━━ Quoted text ━━
[Mlir-commits] [mlir] [mlir][vector] Add support for `vector.multi_reduction` and `vector.shape_cast` distribution. (PR #154438)

Thu Aug 28 15:16:26 PDT 2025

================
@@ -1996,6 +2027,134 @@ struct WarpOpReduction : public WarpDistributionPattern {
   DistributedReductionFn distributedReductionFn;
 };
 
+// This patterns distribute the `vector.multi_reduction` operation across
+// lanes in a warp. Currently only 2D to 1D reductions are supported and assumes
+// that source vector is distributed in column dimension (i.e. Each lane owns
+// complete column(s) of the source vector).
+// TODO: Add support for the case where source rows are distributed across
+// lanes. Requires `DistributionMapFn` to express the data distribution.
+struct WarpOpMultiReduction : public WarpDistributionPattern {
+  using Base::Base;
+  LogicalResult matchAndRewrite(WarpExecuteOnLane0Op warpOp,
+                                PatternRewriter &rewriter) const override {
+    OpOperand *yieldOperand =
+        getWarpResult(warpOp, llvm::IsaPred<vector::MultiDimReductionOp>);
+    if (!yieldOperand)
+      return failure();
+    auto reductionOp =
+        cast<vector::MultiDimReductionOp>(yieldOperand->get().getDefiningOp());
+    unsigned operandNumber = yieldOperand->getOperandNumber();
+    VectorType sourceType = reductionOp.getSourceVectorType();
+
+    // Only 2D vectors are supported.
━━━
### [Set task]
Copy the patch starting with "[Mlir-commits] [mlir] [mlir][vector]" and going on through "the source vector).", renaming "lanes" to "threads" wherever it occurs.
━━ Material ━━
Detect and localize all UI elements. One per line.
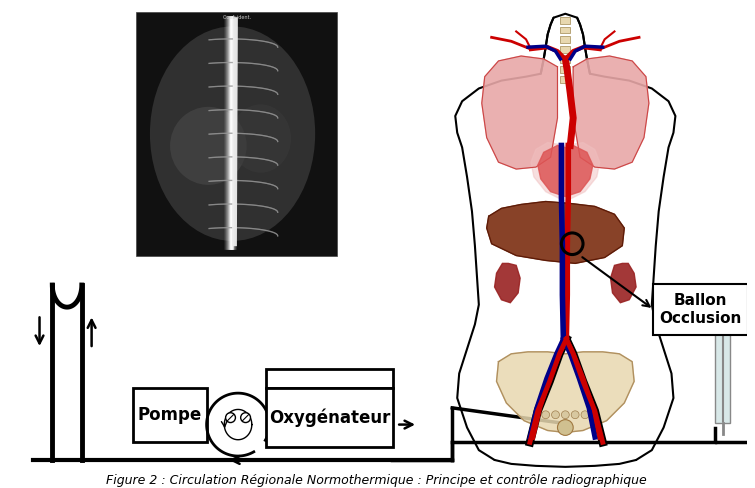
Text: Conf. ident.: Conf. ident. xyxy=(223,15,251,20)
FancyBboxPatch shape xyxy=(653,284,748,335)
Circle shape xyxy=(226,413,236,423)
Bar xyxy=(560,66,570,73)
Ellipse shape xyxy=(150,26,315,241)
Polygon shape xyxy=(497,352,634,432)
Bar xyxy=(560,56,570,63)
Bar xyxy=(560,76,570,82)
Bar xyxy=(136,12,337,256)
Text: Figure 2 : Circulation Régionale Normothermique : Principe et contrôle radiograp: Figure 2 : Circulation Régionale Normoth… xyxy=(106,474,646,487)
Bar xyxy=(560,37,570,43)
Polygon shape xyxy=(487,202,624,264)
Bar xyxy=(715,320,730,423)
Polygon shape xyxy=(482,56,557,169)
Circle shape xyxy=(542,411,550,419)
Circle shape xyxy=(562,411,569,419)
FancyBboxPatch shape xyxy=(266,368,393,388)
Ellipse shape xyxy=(170,107,247,185)
Circle shape xyxy=(552,411,559,419)
Circle shape xyxy=(241,413,251,423)
Circle shape xyxy=(581,411,589,419)
Polygon shape xyxy=(573,56,649,169)
Polygon shape xyxy=(611,264,636,303)
Bar xyxy=(716,307,729,320)
Bar xyxy=(560,17,570,23)
Bar xyxy=(560,46,570,53)
Circle shape xyxy=(572,411,579,419)
FancyBboxPatch shape xyxy=(133,388,207,442)
Polygon shape xyxy=(531,142,599,202)
Polygon shape xyxy=(495,264,520,303)
Polygon shape xyxy=(538,145,593,197)
Text: Ballon
Occlusion: Ballon Occlusion xyxy=(659,293,741,326)
Ellipse shape xyxy=(230,104,291,173)
Circle shape xyxy=(557,420,573,435)
Bar xyxy=(560,26,570,33)
FancyBboxPatch shape xyxy=(266,388,393,447)
Text: Pompe: Pompe xyxy=(137,406,202,424)
Text: Oxygénateur: Oxygénateur xyxy=(269,408,390,427)
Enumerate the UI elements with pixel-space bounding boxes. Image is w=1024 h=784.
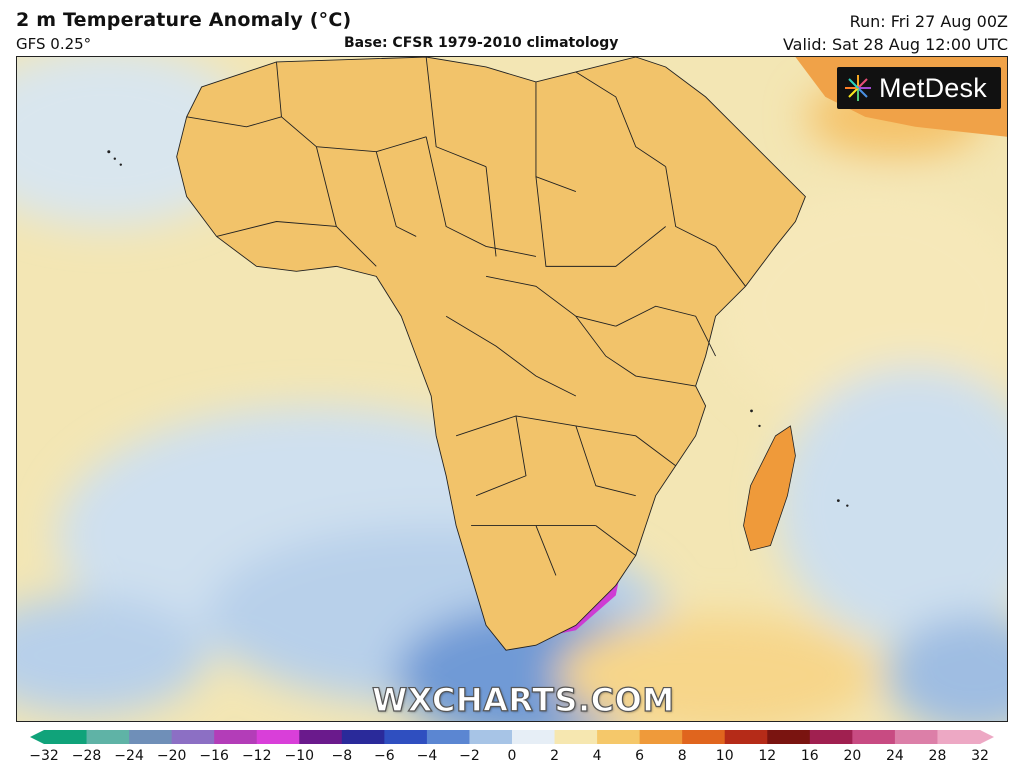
legend-tick-label: −16 (199, 748, 229, 764)
legend-color-segment (44, 730, 88, 744)
legend-color-segment (86, 730, 130, 744)
legend-color-segment (299, 730, 343, 744)
legend-tick-label: 28 (928, 748, 947, 764)
legend-color-segment (341, 730, 385, 744)
legend-tick-label: 12 (758, 748, 777, 764)
legend-tick-label: 2 (550, 748, 559, 764)
legend-color-segment (512, 730, 556, 744)
legend-tick-label: −10 (284, 748, 315, 764)
run-time-label: Run: Fri 27 Aug 00Z (849, 12, 1008, 31)
legend-color-segment (554, 730, 598, 744)
legend-tick-label: 6 (635, 748, 645, 764)
legend-tick-label: 8 (677, 748, 687, 764)
legend-color-segment (852, 730, 896, 744)
legend-tick-label: −20 (156, 748, 187, 764)
islands (107, 150, 849, 507)
climatology-base-label: Base: CFSR 1979-2010 climatology (344, 35, 619, 51)
legend-color-segment (767, 730, 811, 744)
color-scale-bar (30, 730, 994, 744)
legend-color-segment (256, 730, 300, 744)
legend-color-segment (384, 730, 428, 744)
legend-tick-label: 10 (715, 748, 734, 764)
legend-color-segment (214, 730, 258, 744)
legend-tick-label: −2 (459, 748, 480, 764)
legend-tick-label: 24 (885, 748, 904, 764)
legend-min-arrow (30, 730, 44, 744)
valid-time-label: Valid: Sat 28 Aug 12:00 UTC (782, 35, 1008, 54)
legend-color-segment (937, 730, 981, 744)
legend-max-arrow (980, 730, 994, 744)
wxcharts-watermark: WXCHARTS.COM (371, 680, 675, 719)
temperature-anomaly-map (17, 57, 1007, 721)
legend-tick-label: −28 (71, 748, 102, 764)
legend-tick-label: −24 (114, 748, 144, 764)
metdesk-logo: MetDesk (837, 67, 1001, 109)
legend-color-segment (426, 730, 470, 744)
color-scale-labels: −32 −28 −24 −20 −16 −12 −10 −8 −6 −4 −2 0 2 4 6 8 10 12 16… (0, 748, 1024, 772)
legend-tick-label: 0 (507, 748, 517, 764)
country-borders (176, 57, 806, 651)
legend-tick-label: 16 (800, 748, 819, 764)
madagascar (743, 425, 796, 551)
legend-color-segment (171, 730, 215, 744)
legend-color-segment (469, 730, 513, 744)
metdesk-logo-text: MetDesk (879, 72, 987, 103)
legend-color-segment (639, 730, 683, 744)
color-scale-svg (30, 730, 994, 744)
legend-color-segment (129, 730, 173, 744)
map-panel: MetDesk WXCHARTS.COM (16, 56, 1008, 722)
legend-tick-label: −32 (29, 748, 59, 764)
legend-color-segment (809, 730, 853, 744)
legend-color-segment (724, 730, 768, 744)
legend-color-segment (597, 730, 641, 744)
map-title: 2 m Temperature Anomaly (°C) (16, 9, 352, 31)
metdesk-sunburst-icon (845, 75, 871, 101)
legend-color-segment (682, 730, 726, 744)
legend-tick-label: −12 (241, 748, 272, 764)
model-label: GFS 0.25° (16, 35, 92, 53)
legend-tick-label: −8 (331, 748, 353, 764)
legend-tick-label: 20 (843, 748, 862, 764)
legend-tick-label: 32 (971, 748, 989, 764)
legend-tick-label: 4 (592, 748, 602, 764)
legend-tick-label: −4 (416, 748, 438, 764)
legend-color-segment (894, 730, 938, 744)
legend-tick-label: −6 (374, 748, 395, 764)
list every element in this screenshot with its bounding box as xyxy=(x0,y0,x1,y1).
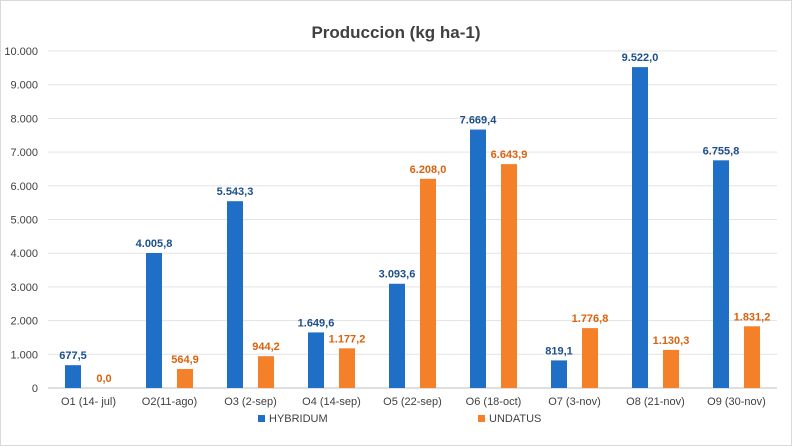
bar-undatus xyxy=(744,326,760,388)
y-tick-label: 6.000 xyxy=(10,181,38,193)
bar-undatus xyxy=(663,349,679,388)
bar-hybridum xyxy=(551,360,567,388)
y-tick-label: 3.000 xyxy=(10,282,38,294)
data-label-hybridum: 819,1 xyxy=(545,345,573,357)
x-tick-label: O8 (21-nov) xyxy=(626,396,685,408)
x-tick-label: O1 (14- jul) xyxy=(61,396,116,408)
x-tick-label: O4 (14-sep) xyxy=(302,396,361,408)
x-axis-ticks: O1 (14- jul) O2(11-ago) O3 (2-sep) O4 (14-s… xyxy=(61,396,766,408)
y-tick-label: 4.000 xyxy=(10,248,38,260)
y-tick-label: 10.000 xyxy=(4,46,38,58)
y-tick-label: 0 xyxy=(32,383,38,395)
y-tick-label: 8.000 xyxy=(10,113,38,125)
data-label-hybridum: 6.755,8 xyxy=(703,145,740,157)
legend-swatch-undatus xyxy=(478,415,485,422)
data-label-undatus: 1.130,3 xyxy=(653,335,690,347)
data-label-hybridum: 677,5 xyxy=(59,350,87,362)
data-label-undatus: 1.776,8 xyxy=(572,313,609,325)
data-label-hybridum: 3.093,6 xyxy=(379,269,416,281)
data-label-undatus: 1.831,2 xyxy=(734,311,771,323)
bar-hybridum xyxy=(308,332,324,388)
bar-hybridum xyxy=(389,283,405,388)
bar-hybridum xyxy=(146,253,162,388)
x-tick-label: O5 (22-sep) xyxy=(383,396,442,408)
data-label-undatus: 564,9 xyxy=(171,354,199,366)
bar-undatus xyxy=(501,164,517,388)
bar-hybridum xyxy=(227,201,243,388)
bar-undatus xyxy=(258,356,274,388)
chart-title: Produccion (kg ha-1) xyxy=(311,23,480,42)
y-tick-label: 9.000 xyxy=(10,80,38,92)
y-axis-ticks: 0 1.000 2.000 3.000 4.000 5.000 6.000 7.000 8.00… xyxy=(4,46,38,395)
legend-label-undatus: UNDATUS xyxy=(489,413,541,425)
data-label-hybridum: 4.005,8 xyxy=(136,238,173,250)
data-label-undatus: 0,0 xyxy=(96,373,111,385)
x-tick-label: O2(11-ago) xyxy=(142,396,197,408)
legend: HYBRIDUM UNDATUS xyxy=(258,413,541,425)
y-tick-label: 2.000 xyxy=(10,316,38,328)
bar-hybridum xyxy=(713,160,729,388)
data-label-hybridum: 9.522,0 xyxy=(622,52,659,64)
x-tick-label: O7 (3-nov) xyxy=(548,396,601,408)
bar-undatus xyxy=(582,328,598,388)
data-label-hybridum: 1.649,6 xyxy=(298,317,335,329)
data-label-hybridum: 7.669,4 xyxy=(460,115,498,127)
x-tick-label: O3 (2-sep) xyxy=(224,396,277,408)
data-labels: 677,5 0,0 4.005,8 564,9 5.543,3 944,2 1.649,6 1… xyxy=(59,52,770,385)
data-label-undatus: 944,2 xyxy=(252,341,280,353)
bars xyxy=(65,67,760,389)
data-label-undatus: 1.177,2 xyxy=(329,333,366,345)
legend-swatch-hybridum xyxy=(258,415,265,422)
bar-hybridum xyxy=(632,67,648,389)
x-tick-label: O6 (18-oct) xyxy=(466,396,522,408)
legend-label-hybridum: HYBRIDUM xyxy=(269,413,328,425)
data-label-undatus: 6.643,9 xyxy=(491,149,528,161)
y-tick-label: 5.000 xyxy=(10,215,38,227)
data-label-hybridum: 5.543,3 xyxy=(217,186,254,198)
y-tick-label: 1.000 xyxy=(10,349,38,361)
bar-hybridum xyxy=(65,365,81,388)
bar-undatus xyxy=(420,178,436,388)
data-label-undatus: 6.208,0 xyxy=(410,164,447,176)
bar-hybridum xyxy=(470,129,486,389)
y-tick-label: 7.000 xyxy=(10,147,38,159)
gridlines xyxy=(48,50,777,389)
x-tick-label: O9 (30-nov) xyxy=(707,396,766,408)
bar-undatus xyxy=(177,368,193,388)
bar-undatus xyxy=(339,348,355,388)
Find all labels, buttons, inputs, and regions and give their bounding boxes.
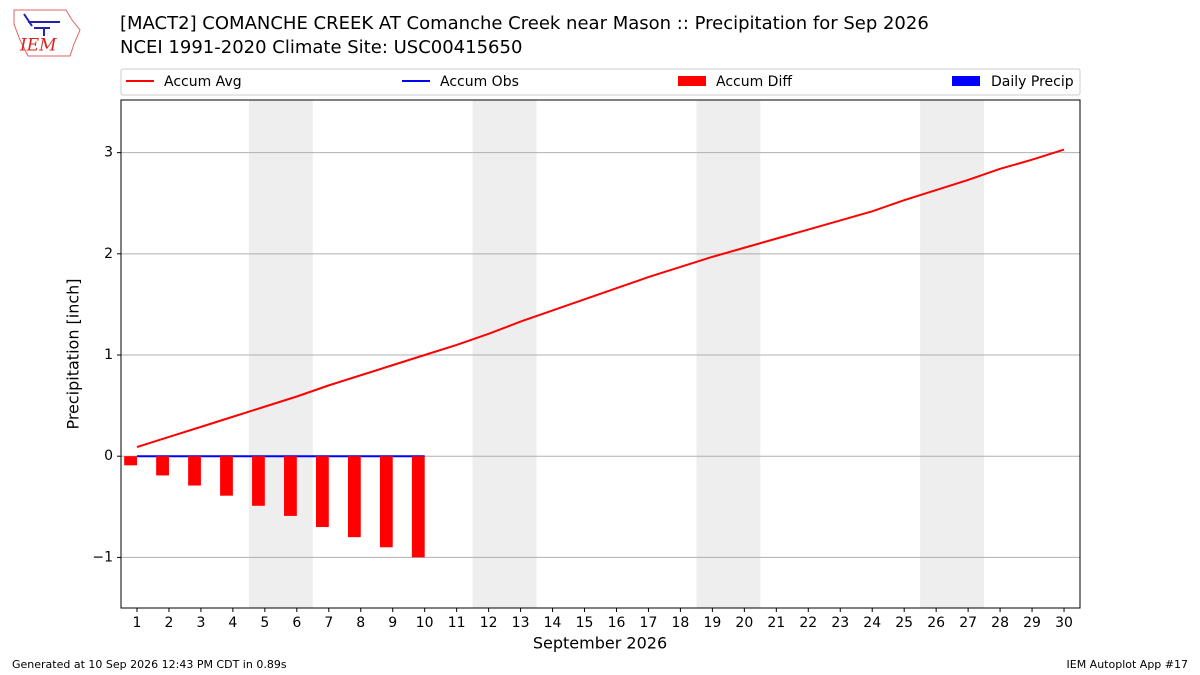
x-tick-label: 23 — [831, 615, 849, 631]
x-tick-label: 26 — [927, 615, 945, 631]
bar — [188, 456, 201, 486]
x-tick-label: 4 — [228, 615, 237, 631]
y-tick-label: 2 — [104, 246, 113, 262]
x-tick-label: 1 — [133, 615, 142, 631]
bar — [156, 456, 169, 476]
x-tick-label: 3 — [196, 615, 205, 631]
bar — [315, 456, 329, 528]
chart-title: [MACT2] COMANCHE CREEK AT Comanche Creek… — [120, 13, 929, 34]
x-tick-label: 20 — [735, 615, 753, 631]
y-tick-label: −1 — [92, 549, 113, 565]
x-tick-label: 22 — [799, 615, 817, 631]
x-tick-label: 28 — [991, 615, 1009, 631]
x-tick-label: 7 — [324, 615, 333, 631]
chart-subtitle: NCEI 1991-2020 Climate Site: USC00415650 — [120, 37, 522, 58]
bar — [252, 456, 265, 506]
y-tick-label: 3 — [104, 145, 113, 161]
bar — [284, 456, 297, 516]
bar — [379, 456, 393, 548]
x-tick-label: 12 — [480, 615, 498, 631]
x-tick-label: 5 — [260, 615, 269, 631]
x-tick-label: 30 — [1055, 615, 1073, 631]
y-tick-label: 0 — [104, 448, 113, 464]
x-tick-label: 29 — [1023, 615, 1041, 631]
legend-label: Accum Obs — [440, 74, 519, 90]
x-tick-label: 27 — [959, 615, 977, 631]
weekend-band — [472, 100, 537, 608]
y-axis-label: Precipitation [inch] — [64, 278, 83, 429]
logo-icon — [23, 13, 60, 36]
x-tick-label: 16 — [608, 615, 626, 631]
x-tick-label: 15 — [576, 615, 594, 631]
x-tick-label: 10 — [416, 615, 434, 631]
bar — [411, 456, 425, 558]
x-tick-label: 13 — [512, 615, 530, 631]
legend-box — [120, 68, 1081, 96]
weekend-band — [248, 100, 313, 608]
legend-label: Accum Diff — [716, 74, 792, 90]
weekend-band — [696, 100, 761, 608]
legend-label: Accum Avg — [164, 74, 242, 90]
x-tick-label: 9 — [388, 615, 397, 631]
plot-frame — [120, 99, 1081, 609]
logo-text: IEM — [19, 36, 57, 56]
logo-outline — [13, 9, 81, 57]
bar — [347, 456, 361, 538]
x-tick-label: 18 — [672, 615, 690, 631]
logo: IEM — [13, 9, 81, 57]
x-axis-label: September 2026 — [533, 634, 667, 653]
x-tick-label: 19 — [703, 615, 721, 631]
line — [136, 148, 1065, 449]
x-tick-label: 8 — [356, 615, 365, 631]
x-tick-label: 11 — [448, 615, 466, 631]
x-tick-label: 24 — [863, 615, 881, 631]
weekend-band — [920, 100, 985, 608]
legend-label: Daily Precip — [991, 74, 1074, 90]
legend-swatch — [952, 76, 980, 86]
x-tick-label: 21 — [767, 615, 785, 631]
legend-swatch — [678, 76, 706, 86]
x-tick-label: 14 — [544, 615, 562, 631]
x-tick-label: 25 — [895, 615, 913, 631]
bar — [124, 456, 137, 466]
footer-right: IEM Autoplot App #17 — [1067, 658, 1189, 671]
x-tick-label: 2 — [164, 615, 173, 631]
x-tick-label: 17 — [640, 615, 658, 631]
bar — [220, 456, 233, 496]
footer-left: Generated at 10 Sep 2026 12:43 PM CDT in… — [12, 658, 287, 671]
x-tick-label: 6 — [292, 615, 301, 631]
y-tick-label: 1 — [104, 347, 113, 363]
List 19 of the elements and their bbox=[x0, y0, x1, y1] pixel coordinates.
━━━
### [Right answer]
[Mlir-commits] [mlir] [mlir][vector] Add support for `vector.multi_reduction` and `vector.shape_cast` distribution. (PR #154438)

Thu Aug 28 15:16:26 PDT 2025

================
@@ -1996,6 +2027,134 @@ struct WarpOpReduction : public WarpDistributionPattern {
   DistributedReductionFn distributedReductionFn;
 };
 
+// This patterns distribute the `vector.multi_reduction` operation across
+// threads in a warp. Currently only 2D to 1D reductions are supported and assumes
+// that source vector is distributed in column dimension (i.e. Each lane owns
+// complete column(s) of the source vector).